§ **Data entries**
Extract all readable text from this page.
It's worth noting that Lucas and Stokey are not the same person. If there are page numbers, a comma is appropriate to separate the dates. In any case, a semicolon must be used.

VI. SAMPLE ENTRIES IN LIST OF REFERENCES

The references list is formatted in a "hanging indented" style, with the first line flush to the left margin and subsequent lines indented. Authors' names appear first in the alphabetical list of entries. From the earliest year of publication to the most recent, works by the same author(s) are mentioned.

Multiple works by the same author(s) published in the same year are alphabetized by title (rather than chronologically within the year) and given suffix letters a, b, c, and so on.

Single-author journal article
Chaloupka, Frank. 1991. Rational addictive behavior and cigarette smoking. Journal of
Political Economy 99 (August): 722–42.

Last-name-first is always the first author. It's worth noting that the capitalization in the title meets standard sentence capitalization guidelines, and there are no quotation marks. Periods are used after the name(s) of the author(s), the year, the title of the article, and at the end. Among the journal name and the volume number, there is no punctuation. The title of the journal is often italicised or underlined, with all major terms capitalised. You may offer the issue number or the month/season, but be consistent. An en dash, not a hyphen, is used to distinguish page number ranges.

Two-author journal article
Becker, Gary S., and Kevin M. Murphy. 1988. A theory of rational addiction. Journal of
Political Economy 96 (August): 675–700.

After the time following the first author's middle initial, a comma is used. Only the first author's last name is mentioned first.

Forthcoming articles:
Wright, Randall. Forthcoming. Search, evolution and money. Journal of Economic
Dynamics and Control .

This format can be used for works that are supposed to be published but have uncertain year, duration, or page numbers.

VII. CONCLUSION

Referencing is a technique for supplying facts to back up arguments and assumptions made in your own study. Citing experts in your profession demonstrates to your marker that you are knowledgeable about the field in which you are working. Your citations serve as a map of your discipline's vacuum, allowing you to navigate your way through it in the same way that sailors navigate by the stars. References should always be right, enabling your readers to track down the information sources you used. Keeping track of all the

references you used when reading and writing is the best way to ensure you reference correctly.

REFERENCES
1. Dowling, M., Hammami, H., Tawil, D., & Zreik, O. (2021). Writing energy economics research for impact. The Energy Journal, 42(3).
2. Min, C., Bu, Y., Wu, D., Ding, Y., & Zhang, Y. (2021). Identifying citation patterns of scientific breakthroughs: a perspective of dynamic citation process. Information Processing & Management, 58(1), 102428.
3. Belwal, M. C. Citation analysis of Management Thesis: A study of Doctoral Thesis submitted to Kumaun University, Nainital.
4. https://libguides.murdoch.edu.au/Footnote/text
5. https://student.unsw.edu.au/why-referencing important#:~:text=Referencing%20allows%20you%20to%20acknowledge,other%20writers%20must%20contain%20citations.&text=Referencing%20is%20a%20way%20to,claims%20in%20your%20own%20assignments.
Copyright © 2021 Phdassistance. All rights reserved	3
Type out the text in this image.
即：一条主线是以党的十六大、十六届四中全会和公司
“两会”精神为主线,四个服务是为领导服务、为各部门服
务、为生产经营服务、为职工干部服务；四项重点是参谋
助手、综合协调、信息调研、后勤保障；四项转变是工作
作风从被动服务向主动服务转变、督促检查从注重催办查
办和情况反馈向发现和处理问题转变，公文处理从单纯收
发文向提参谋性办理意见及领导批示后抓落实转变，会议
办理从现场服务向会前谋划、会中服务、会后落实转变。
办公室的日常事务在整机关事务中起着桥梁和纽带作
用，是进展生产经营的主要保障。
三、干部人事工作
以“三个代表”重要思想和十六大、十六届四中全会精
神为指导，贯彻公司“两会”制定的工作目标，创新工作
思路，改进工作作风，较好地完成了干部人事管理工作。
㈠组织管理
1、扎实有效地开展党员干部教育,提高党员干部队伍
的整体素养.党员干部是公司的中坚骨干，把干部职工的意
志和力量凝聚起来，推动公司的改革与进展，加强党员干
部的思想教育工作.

* * *

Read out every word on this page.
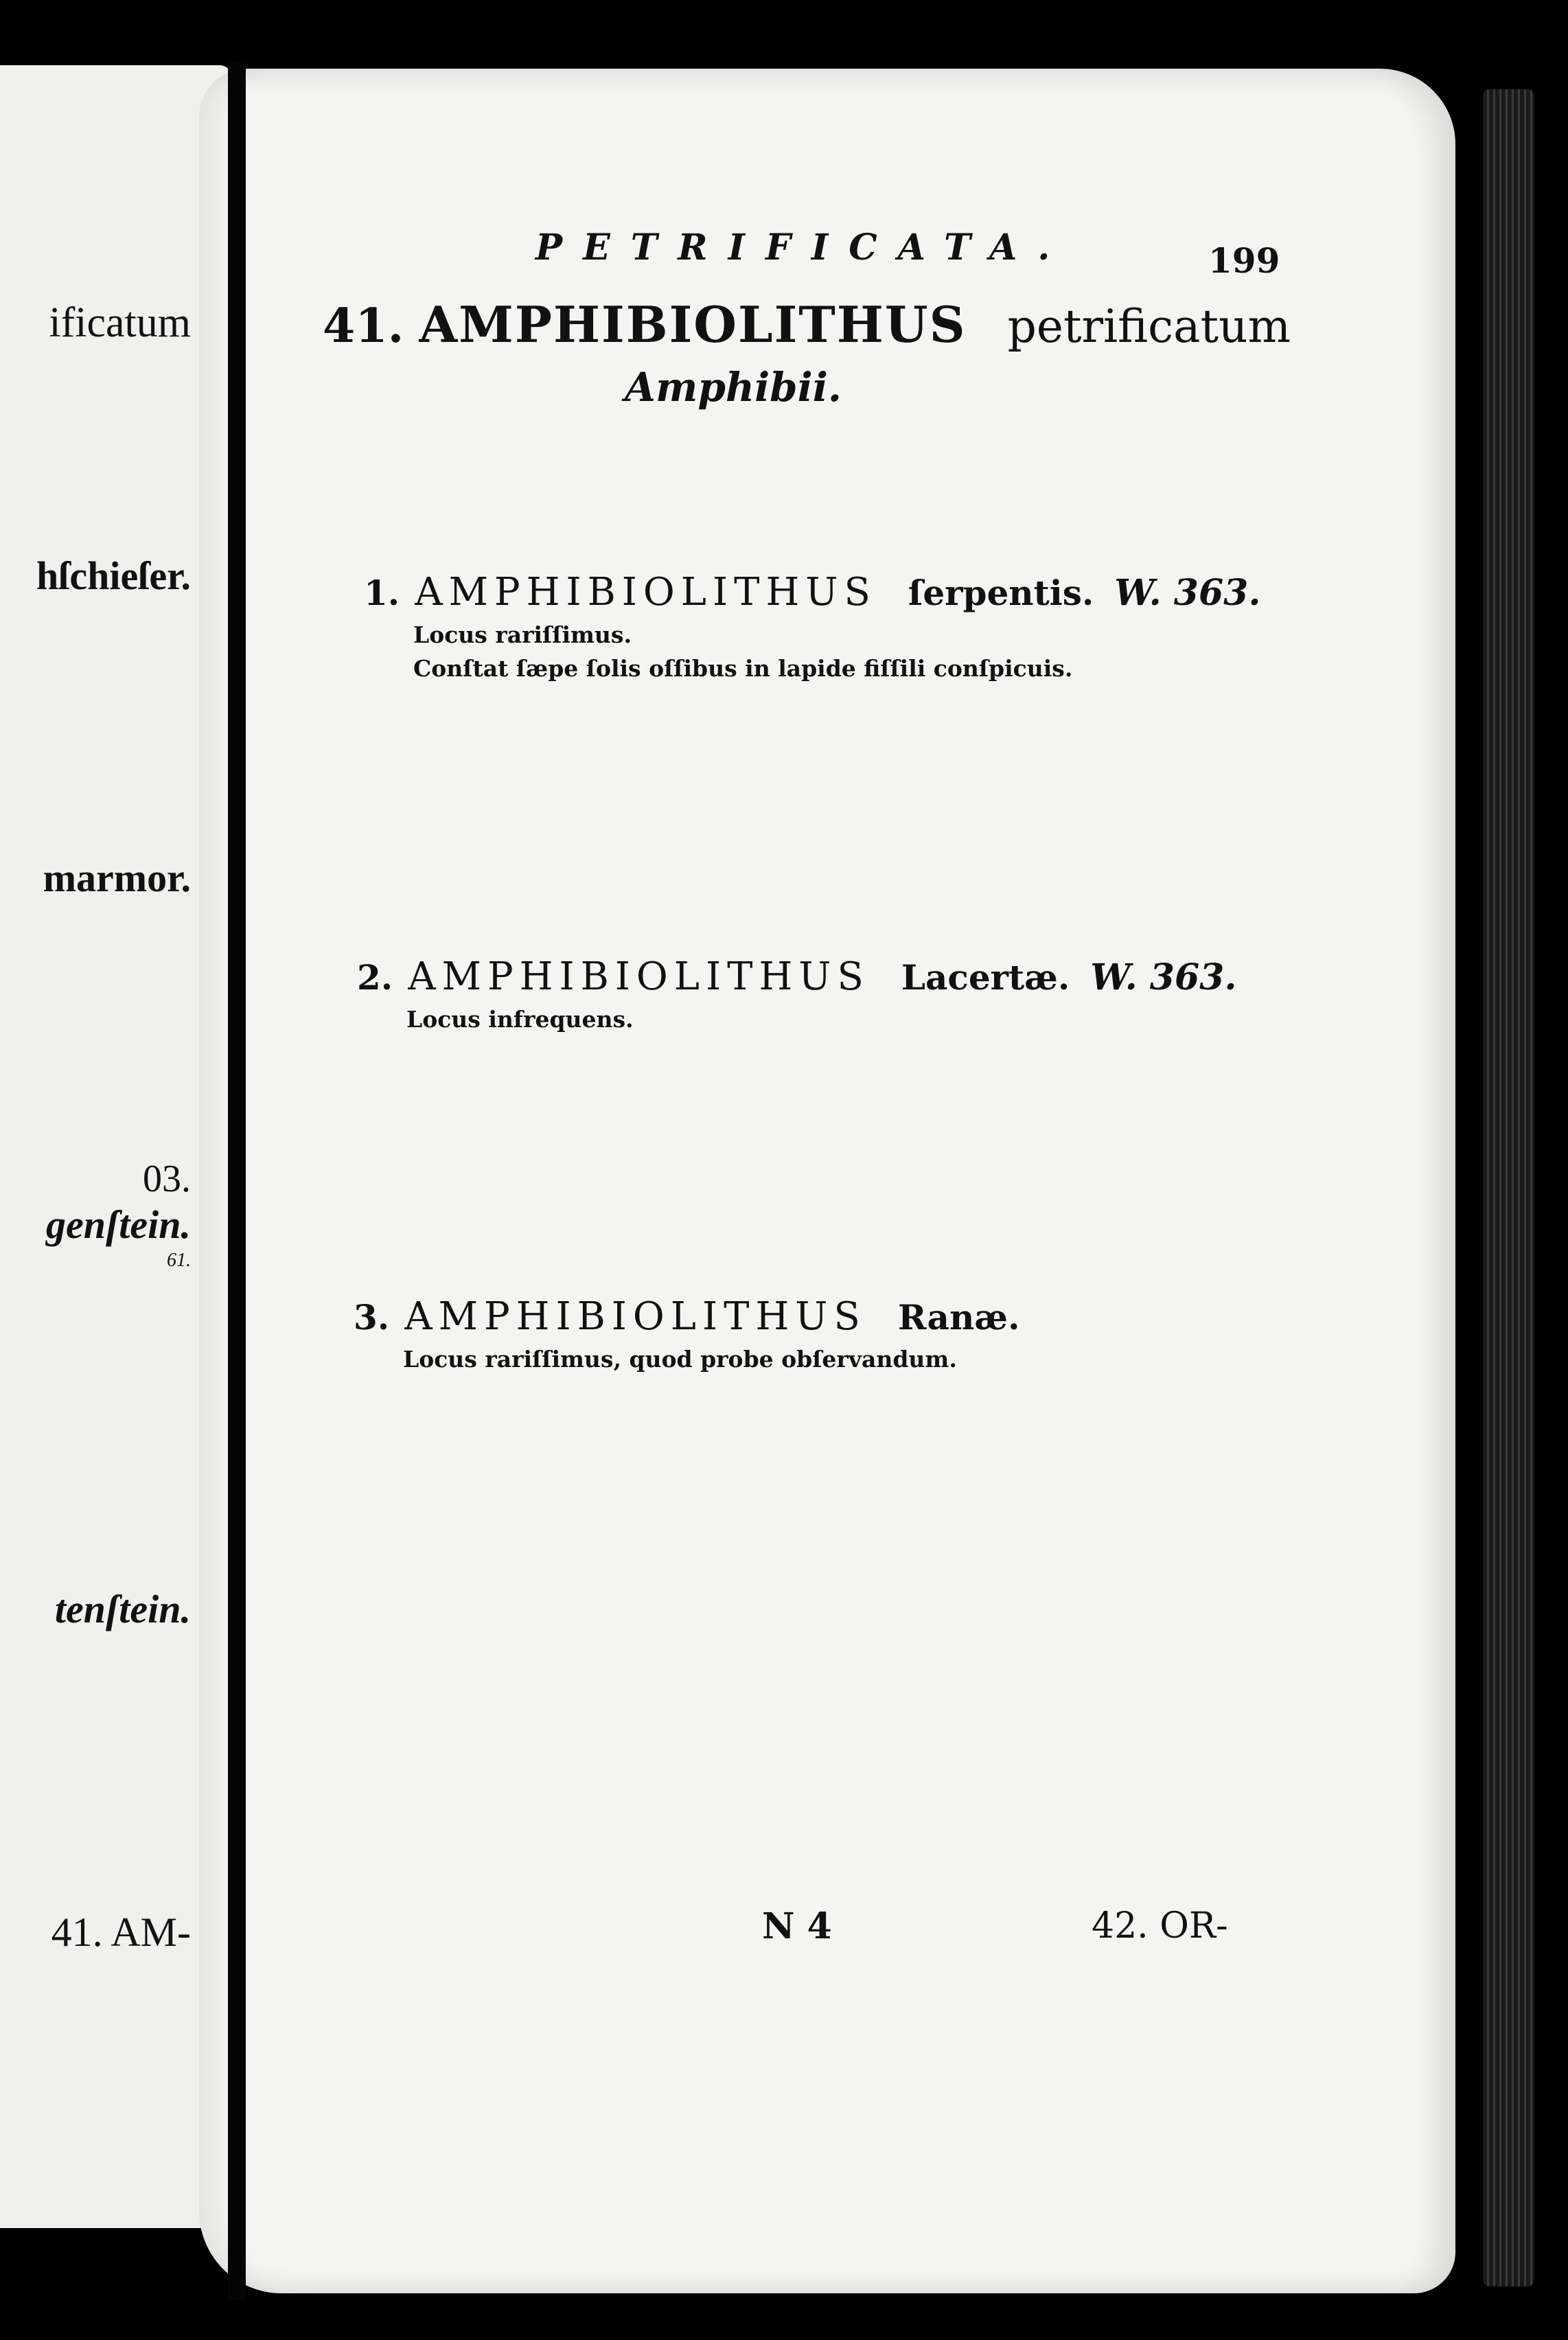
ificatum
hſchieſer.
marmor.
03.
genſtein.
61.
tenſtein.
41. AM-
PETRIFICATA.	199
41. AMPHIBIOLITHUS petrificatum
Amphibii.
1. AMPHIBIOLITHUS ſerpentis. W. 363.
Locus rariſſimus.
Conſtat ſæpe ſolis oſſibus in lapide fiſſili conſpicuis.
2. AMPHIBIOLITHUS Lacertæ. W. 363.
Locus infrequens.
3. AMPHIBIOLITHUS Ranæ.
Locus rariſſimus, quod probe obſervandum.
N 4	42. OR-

...

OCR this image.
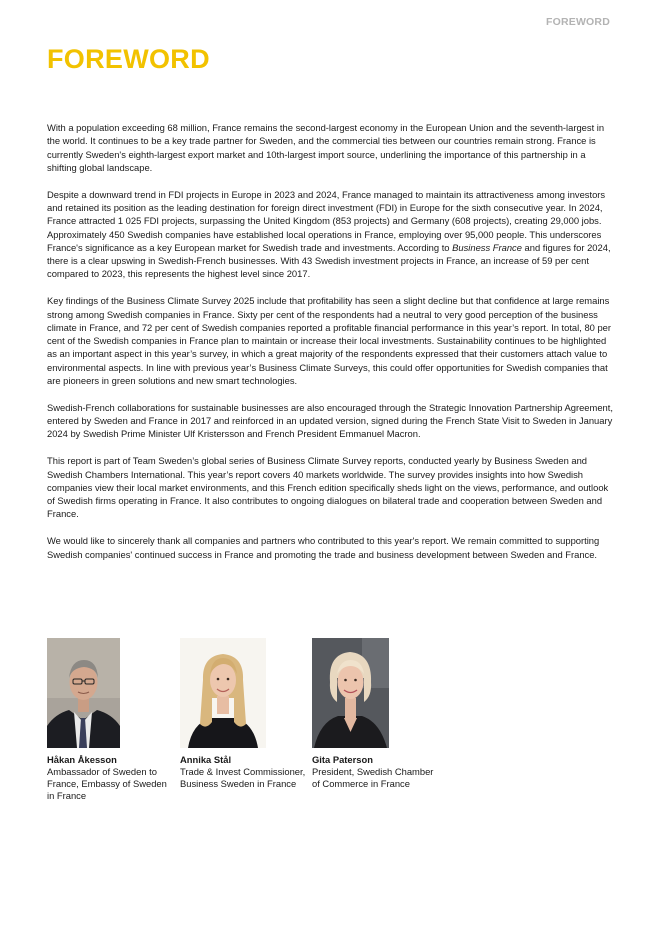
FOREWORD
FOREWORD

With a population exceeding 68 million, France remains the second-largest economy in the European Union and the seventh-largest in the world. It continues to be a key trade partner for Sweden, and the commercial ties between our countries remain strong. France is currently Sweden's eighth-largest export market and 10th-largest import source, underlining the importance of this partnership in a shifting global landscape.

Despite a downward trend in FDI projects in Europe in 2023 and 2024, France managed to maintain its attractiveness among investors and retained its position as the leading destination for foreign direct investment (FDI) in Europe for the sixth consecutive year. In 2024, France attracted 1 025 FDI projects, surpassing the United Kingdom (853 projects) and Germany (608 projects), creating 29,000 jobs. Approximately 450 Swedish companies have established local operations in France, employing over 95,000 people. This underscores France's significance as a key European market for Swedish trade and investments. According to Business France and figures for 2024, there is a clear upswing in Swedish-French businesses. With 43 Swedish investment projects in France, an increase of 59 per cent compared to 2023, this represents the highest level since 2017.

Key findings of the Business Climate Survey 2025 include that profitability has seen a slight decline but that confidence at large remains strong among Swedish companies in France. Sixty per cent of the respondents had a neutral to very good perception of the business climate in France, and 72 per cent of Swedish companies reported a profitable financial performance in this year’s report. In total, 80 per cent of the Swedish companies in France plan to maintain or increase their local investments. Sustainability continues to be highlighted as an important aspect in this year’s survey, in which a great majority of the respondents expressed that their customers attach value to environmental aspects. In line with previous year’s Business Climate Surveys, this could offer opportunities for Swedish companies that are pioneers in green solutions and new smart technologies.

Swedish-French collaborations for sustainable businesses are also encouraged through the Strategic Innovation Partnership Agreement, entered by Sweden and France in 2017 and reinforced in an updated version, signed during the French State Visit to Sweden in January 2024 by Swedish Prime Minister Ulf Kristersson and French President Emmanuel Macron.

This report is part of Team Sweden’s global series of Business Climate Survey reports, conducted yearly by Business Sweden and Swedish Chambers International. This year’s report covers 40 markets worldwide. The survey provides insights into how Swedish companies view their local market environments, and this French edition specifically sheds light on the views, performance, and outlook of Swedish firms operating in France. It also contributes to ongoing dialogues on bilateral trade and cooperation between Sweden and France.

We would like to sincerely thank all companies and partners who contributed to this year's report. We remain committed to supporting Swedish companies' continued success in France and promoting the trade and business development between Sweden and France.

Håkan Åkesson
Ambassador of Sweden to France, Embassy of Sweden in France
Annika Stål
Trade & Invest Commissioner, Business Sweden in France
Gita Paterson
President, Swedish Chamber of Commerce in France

§ **WHAT YOU NEED TO DO**
Search the entries for the word "worth" and pick out every line that holds it.

§ **RESPONSE**
It's worth noting that Lucas and Stokey are not the same person. If there are page numbers, a comma is appropriate to separate the dates. In any case, a semicolon must be used.
Last-name-first is always the first author. It's worth noting that the capitalization in the title meets standard sentence capitalization guidelines, and there are no quotation marks. Periods are used after the name(s) of the author(s), the year, the title of the article, and at the end. Among the journal name and the volume number, there is no punctuation. The title of the journal is often italicised or underlined, with all major terms capitalised. You may offer the issue number or the month/season, but be consistent. An en dash, not a hyphen, is used to distinguish page number ranges.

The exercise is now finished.